**PROBLEM STATEMENT:**
Show all lines holding the string "JSON".

**EXCERPTED DATA:**
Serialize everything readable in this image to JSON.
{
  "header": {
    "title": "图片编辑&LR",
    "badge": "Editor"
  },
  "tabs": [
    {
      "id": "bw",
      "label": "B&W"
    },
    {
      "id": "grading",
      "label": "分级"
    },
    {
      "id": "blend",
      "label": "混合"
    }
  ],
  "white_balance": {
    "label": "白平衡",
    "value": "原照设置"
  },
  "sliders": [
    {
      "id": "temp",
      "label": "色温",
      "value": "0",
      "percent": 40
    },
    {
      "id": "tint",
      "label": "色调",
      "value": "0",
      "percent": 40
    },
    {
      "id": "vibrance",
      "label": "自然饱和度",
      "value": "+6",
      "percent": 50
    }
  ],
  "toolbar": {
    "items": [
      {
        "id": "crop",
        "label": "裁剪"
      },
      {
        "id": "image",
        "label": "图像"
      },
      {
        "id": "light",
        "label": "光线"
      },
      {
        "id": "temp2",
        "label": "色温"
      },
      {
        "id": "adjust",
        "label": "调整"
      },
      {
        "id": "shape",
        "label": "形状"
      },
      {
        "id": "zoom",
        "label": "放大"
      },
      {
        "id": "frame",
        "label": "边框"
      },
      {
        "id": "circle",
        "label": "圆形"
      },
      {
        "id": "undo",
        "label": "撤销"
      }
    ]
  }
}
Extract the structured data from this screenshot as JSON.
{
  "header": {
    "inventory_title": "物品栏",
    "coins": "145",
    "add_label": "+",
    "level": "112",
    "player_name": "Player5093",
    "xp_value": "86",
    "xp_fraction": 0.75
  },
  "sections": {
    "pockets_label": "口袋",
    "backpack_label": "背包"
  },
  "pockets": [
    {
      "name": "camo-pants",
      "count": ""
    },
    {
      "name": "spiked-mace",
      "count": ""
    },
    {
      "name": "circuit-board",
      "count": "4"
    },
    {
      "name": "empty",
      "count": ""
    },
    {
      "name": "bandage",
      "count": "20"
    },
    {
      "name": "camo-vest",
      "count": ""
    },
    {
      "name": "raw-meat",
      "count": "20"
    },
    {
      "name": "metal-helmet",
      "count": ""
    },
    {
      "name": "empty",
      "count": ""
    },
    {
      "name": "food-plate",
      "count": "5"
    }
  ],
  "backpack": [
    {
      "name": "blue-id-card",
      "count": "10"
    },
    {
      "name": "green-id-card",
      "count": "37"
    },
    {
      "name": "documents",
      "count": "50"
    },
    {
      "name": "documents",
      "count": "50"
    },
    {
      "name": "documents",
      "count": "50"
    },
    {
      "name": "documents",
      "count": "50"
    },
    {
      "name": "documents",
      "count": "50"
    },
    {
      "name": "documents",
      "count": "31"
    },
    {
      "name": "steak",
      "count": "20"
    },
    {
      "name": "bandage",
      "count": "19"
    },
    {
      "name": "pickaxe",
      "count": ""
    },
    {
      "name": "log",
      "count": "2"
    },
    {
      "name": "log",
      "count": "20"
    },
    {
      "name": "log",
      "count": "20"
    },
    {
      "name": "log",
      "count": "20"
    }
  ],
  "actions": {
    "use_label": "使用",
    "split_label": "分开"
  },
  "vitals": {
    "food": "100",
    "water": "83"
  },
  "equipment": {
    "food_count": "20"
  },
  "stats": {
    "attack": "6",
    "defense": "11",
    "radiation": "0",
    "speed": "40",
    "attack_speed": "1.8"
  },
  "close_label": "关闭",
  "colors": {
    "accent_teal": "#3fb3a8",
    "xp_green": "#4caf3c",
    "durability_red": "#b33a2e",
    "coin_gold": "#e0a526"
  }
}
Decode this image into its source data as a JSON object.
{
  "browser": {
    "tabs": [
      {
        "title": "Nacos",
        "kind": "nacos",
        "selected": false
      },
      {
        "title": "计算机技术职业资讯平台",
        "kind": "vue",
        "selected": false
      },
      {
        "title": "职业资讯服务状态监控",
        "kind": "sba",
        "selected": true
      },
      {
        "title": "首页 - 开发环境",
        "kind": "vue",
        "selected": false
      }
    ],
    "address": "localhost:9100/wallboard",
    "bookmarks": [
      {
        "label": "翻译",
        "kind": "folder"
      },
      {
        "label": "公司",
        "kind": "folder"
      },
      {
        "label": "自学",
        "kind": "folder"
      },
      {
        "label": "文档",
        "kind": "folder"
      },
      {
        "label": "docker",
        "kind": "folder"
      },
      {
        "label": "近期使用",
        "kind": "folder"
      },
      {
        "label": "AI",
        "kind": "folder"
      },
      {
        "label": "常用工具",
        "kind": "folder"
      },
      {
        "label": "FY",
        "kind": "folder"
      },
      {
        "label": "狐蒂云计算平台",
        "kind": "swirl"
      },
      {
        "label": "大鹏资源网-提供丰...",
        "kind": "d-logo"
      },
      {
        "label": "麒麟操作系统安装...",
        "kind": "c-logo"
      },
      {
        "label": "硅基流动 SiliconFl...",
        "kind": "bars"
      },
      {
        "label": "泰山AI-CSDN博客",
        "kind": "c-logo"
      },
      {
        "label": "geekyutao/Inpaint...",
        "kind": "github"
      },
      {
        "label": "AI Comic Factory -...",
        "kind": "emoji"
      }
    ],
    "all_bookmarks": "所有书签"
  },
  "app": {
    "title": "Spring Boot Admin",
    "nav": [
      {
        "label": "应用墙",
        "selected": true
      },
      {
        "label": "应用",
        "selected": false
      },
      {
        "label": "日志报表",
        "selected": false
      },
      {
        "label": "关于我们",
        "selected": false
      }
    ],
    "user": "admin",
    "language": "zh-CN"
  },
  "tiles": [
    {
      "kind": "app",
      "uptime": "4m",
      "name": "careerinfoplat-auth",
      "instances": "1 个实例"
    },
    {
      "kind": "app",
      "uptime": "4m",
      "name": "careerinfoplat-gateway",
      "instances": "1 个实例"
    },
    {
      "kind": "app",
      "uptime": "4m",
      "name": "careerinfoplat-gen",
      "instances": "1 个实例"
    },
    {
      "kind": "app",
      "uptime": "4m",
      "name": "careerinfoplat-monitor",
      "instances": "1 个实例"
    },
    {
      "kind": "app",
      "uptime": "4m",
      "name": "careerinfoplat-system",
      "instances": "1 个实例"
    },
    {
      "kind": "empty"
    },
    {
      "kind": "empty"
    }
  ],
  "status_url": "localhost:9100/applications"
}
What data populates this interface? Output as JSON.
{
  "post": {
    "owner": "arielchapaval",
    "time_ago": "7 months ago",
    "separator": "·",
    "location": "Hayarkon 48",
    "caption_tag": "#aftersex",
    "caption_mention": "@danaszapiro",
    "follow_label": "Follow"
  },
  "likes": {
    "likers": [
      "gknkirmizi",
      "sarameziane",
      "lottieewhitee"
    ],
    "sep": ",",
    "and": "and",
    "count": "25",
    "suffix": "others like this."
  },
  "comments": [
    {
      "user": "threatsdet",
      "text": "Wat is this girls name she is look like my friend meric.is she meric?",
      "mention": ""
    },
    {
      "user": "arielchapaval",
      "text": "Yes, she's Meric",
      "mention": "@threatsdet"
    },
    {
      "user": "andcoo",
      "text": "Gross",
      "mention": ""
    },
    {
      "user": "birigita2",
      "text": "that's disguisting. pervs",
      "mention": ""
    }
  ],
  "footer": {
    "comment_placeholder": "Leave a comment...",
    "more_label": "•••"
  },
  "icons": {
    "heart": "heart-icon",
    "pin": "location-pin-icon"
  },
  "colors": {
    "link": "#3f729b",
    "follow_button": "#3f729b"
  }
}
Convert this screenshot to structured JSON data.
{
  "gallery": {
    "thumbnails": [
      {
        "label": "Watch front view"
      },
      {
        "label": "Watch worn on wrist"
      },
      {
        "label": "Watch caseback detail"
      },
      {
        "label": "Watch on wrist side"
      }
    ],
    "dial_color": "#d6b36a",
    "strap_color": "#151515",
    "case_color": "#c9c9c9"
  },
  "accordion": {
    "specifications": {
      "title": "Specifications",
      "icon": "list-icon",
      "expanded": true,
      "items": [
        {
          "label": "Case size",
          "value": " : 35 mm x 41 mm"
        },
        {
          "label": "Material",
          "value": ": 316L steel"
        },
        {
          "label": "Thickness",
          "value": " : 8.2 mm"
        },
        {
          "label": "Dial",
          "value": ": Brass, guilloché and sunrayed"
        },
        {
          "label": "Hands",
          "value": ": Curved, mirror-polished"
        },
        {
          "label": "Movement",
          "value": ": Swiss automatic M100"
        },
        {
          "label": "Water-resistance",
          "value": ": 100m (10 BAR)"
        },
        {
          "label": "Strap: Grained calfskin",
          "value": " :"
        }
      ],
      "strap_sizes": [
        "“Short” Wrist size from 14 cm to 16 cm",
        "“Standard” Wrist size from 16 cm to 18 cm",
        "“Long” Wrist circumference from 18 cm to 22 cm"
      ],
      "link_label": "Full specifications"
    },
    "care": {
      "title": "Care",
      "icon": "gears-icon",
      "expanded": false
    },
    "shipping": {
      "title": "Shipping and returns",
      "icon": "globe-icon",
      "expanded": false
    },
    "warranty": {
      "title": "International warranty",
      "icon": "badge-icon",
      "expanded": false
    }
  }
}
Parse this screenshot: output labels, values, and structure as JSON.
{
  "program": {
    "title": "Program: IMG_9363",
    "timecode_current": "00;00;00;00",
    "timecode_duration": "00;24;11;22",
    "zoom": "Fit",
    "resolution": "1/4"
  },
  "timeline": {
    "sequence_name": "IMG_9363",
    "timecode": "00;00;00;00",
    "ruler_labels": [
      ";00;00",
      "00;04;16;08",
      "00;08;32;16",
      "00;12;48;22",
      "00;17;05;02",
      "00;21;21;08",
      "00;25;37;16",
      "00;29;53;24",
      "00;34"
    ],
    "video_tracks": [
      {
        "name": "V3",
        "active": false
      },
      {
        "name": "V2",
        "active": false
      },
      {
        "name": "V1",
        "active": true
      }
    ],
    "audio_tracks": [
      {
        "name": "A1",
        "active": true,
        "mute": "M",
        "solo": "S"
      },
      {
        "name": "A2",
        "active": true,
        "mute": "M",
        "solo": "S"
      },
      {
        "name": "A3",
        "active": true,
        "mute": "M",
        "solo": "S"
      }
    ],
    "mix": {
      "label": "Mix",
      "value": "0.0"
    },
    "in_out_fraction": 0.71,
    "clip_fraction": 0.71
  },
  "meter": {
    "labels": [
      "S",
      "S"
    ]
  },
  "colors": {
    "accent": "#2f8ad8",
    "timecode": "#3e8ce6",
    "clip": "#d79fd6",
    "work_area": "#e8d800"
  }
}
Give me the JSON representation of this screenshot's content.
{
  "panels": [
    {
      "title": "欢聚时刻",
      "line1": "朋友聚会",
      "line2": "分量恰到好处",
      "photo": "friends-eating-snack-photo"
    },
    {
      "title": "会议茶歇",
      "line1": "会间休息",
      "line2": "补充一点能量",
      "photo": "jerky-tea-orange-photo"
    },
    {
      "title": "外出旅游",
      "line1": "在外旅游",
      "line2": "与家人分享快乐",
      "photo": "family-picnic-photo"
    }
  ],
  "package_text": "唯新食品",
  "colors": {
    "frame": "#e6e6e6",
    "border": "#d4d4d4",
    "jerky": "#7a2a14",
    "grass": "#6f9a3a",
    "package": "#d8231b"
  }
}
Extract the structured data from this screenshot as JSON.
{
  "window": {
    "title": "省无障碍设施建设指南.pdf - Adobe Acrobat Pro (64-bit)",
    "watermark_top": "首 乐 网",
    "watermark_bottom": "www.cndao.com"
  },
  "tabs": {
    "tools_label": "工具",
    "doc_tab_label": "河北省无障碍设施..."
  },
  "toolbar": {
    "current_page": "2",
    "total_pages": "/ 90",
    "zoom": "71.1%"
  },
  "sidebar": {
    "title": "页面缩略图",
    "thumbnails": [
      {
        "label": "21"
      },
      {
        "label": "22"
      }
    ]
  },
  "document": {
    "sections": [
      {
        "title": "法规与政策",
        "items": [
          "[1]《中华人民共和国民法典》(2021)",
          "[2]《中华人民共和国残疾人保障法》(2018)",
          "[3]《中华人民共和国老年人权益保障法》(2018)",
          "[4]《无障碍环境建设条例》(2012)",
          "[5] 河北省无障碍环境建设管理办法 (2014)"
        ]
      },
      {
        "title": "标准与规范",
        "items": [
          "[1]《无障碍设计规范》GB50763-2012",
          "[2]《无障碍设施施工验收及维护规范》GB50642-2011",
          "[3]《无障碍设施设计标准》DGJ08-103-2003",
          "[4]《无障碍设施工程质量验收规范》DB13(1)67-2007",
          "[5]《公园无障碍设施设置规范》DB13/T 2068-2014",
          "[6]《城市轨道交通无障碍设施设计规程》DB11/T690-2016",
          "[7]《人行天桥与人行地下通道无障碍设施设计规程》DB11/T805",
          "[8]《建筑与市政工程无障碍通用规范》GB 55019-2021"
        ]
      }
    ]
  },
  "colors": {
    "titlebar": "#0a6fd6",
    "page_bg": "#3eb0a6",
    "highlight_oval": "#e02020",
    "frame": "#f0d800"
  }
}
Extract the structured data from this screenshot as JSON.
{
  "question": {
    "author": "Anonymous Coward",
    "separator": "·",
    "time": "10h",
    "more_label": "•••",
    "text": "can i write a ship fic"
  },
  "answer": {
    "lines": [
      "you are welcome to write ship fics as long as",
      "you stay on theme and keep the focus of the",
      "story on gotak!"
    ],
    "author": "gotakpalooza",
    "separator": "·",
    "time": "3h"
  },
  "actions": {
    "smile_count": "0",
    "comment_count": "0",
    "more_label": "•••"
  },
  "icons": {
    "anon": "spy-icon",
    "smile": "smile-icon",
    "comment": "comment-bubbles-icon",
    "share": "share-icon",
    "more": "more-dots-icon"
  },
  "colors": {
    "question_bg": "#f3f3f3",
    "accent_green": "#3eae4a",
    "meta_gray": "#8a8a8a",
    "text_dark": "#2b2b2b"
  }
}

**RESPONSE:**
Serialize everything readable in this image to JSON.
Extract the structured data from this screenshot as JSON.
Decode this image into its source data as a JSON object.
What data populates this interface? Output as JSON.
Convert this screenshot to structured JSON data.
Parse this screenshot: output labels, values, and structure as JSON.
Give me the JSON representation of this screenshot's content.
Extract the structured data from this screenshot as JSON.
Extract the structured data from this screenshot as JSON.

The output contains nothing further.